• Aim
Identify and reproduce every line holding the string "Trabajadores".
******************************
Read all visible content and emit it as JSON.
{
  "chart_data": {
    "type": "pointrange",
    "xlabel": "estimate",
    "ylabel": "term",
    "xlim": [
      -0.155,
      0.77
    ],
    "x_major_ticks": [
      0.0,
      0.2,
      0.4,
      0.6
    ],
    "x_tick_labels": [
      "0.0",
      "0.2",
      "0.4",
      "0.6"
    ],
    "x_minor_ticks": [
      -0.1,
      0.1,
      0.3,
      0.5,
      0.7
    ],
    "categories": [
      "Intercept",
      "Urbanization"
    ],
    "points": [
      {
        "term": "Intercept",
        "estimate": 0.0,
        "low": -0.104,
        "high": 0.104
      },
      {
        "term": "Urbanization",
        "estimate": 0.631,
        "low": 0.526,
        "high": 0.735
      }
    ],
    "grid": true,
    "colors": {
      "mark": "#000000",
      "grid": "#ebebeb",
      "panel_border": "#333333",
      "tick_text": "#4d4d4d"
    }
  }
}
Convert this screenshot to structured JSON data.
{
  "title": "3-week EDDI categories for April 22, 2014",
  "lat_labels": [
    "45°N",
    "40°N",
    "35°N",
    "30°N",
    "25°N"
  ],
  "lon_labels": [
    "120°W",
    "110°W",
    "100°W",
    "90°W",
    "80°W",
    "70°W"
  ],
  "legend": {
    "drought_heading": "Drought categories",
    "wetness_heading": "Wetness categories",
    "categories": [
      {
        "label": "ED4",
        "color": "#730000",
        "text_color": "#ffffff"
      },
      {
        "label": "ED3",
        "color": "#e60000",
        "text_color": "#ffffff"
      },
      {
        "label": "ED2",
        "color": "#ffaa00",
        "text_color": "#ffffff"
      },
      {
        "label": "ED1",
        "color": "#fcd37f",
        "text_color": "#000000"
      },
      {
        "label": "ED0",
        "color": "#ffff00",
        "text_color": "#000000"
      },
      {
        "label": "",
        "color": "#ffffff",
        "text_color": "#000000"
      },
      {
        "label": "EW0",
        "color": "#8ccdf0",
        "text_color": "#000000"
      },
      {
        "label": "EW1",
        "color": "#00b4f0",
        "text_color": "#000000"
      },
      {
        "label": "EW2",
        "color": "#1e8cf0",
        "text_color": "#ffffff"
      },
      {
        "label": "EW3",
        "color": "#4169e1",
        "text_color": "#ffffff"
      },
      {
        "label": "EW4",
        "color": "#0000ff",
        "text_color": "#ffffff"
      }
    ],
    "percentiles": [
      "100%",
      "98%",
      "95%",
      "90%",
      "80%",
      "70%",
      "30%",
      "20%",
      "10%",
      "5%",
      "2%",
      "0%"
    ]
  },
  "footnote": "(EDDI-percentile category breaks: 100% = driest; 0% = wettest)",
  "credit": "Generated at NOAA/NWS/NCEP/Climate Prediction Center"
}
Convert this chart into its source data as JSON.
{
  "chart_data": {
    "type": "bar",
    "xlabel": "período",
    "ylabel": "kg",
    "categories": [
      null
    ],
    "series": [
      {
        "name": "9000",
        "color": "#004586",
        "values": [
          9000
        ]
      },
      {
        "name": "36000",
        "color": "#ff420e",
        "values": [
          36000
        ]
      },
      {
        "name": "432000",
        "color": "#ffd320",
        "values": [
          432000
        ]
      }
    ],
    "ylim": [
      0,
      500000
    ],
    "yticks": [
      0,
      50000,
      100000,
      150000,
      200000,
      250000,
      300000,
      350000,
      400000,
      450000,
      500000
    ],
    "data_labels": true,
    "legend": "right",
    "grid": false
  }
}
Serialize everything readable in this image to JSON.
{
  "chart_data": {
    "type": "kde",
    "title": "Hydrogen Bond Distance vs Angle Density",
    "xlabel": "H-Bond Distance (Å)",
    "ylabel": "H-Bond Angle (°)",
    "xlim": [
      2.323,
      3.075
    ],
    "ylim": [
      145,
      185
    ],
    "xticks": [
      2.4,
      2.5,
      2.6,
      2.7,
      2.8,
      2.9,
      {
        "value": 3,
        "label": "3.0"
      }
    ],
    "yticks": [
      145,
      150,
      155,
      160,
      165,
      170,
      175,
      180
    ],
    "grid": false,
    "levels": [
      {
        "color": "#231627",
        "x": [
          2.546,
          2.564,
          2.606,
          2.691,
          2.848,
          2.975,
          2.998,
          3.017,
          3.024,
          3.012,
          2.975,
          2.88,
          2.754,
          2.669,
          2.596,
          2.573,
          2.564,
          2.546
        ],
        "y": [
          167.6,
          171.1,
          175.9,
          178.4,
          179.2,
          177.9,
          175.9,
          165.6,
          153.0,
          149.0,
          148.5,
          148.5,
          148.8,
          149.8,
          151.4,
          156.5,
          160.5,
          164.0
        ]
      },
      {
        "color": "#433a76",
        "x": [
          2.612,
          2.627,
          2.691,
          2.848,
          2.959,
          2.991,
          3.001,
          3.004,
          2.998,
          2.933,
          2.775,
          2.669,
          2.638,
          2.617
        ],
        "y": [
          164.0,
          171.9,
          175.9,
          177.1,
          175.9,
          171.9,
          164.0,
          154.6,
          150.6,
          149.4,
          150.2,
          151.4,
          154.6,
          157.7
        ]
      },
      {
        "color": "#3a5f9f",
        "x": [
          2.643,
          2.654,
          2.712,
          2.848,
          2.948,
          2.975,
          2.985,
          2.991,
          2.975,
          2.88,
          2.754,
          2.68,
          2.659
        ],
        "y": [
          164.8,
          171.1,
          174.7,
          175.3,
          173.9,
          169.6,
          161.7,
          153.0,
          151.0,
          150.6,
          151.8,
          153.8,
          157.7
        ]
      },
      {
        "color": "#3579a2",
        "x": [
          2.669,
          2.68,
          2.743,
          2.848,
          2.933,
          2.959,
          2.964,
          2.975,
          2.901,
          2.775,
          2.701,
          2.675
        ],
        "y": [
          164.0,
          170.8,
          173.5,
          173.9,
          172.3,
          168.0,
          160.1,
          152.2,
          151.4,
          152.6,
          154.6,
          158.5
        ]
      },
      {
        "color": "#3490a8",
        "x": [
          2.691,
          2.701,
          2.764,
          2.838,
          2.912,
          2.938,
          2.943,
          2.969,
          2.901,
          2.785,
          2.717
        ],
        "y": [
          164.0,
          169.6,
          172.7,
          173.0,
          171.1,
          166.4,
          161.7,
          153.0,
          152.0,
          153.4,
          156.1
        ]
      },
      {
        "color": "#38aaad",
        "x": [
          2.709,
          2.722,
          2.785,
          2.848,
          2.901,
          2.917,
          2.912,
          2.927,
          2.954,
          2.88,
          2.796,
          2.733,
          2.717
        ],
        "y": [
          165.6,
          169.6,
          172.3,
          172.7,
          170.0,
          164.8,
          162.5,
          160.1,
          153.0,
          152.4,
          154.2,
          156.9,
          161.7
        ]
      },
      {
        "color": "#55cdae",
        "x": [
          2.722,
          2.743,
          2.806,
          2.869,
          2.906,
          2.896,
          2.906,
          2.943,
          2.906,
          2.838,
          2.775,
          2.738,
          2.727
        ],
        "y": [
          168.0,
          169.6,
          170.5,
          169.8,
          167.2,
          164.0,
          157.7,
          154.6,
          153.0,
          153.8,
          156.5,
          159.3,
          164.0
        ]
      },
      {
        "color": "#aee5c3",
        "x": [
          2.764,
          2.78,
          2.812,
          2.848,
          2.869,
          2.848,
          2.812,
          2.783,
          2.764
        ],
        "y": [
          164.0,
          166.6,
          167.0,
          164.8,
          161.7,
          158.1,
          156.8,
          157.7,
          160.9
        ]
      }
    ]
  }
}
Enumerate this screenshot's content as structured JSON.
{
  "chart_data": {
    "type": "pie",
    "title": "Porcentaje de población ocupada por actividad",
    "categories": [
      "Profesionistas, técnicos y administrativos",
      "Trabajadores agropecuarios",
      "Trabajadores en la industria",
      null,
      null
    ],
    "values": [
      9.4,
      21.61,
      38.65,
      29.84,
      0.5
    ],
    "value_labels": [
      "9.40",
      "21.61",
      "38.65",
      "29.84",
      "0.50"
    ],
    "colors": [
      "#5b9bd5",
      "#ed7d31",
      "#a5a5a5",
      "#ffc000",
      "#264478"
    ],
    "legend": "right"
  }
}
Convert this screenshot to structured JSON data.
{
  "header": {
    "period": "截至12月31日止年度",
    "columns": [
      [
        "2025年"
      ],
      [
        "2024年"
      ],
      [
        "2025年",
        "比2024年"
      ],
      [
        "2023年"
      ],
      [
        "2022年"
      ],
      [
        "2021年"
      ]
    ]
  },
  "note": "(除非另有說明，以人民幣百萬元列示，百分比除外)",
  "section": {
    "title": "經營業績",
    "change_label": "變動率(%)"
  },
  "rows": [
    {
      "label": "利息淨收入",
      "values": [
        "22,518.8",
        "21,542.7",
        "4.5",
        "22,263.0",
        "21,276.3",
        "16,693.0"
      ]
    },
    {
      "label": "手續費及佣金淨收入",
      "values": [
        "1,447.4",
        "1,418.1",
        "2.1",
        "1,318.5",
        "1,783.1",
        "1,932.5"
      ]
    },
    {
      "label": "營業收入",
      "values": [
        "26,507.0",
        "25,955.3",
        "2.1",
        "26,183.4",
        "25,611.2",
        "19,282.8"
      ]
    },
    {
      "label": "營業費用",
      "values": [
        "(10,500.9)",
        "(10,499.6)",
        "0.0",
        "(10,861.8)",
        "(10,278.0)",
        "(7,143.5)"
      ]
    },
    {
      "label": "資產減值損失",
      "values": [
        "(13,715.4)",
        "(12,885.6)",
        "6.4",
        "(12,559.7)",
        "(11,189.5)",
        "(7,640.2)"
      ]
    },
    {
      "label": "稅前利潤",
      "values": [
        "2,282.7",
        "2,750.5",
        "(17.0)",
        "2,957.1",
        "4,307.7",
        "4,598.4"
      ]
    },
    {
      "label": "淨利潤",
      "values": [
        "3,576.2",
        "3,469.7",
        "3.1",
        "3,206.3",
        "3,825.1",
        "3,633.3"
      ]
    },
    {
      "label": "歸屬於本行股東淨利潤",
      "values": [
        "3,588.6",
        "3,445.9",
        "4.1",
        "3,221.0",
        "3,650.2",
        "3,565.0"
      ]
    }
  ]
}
******************************
• Completed exercise
      "Trabajadores agropecuarios",
      "Trabajadores en la industria",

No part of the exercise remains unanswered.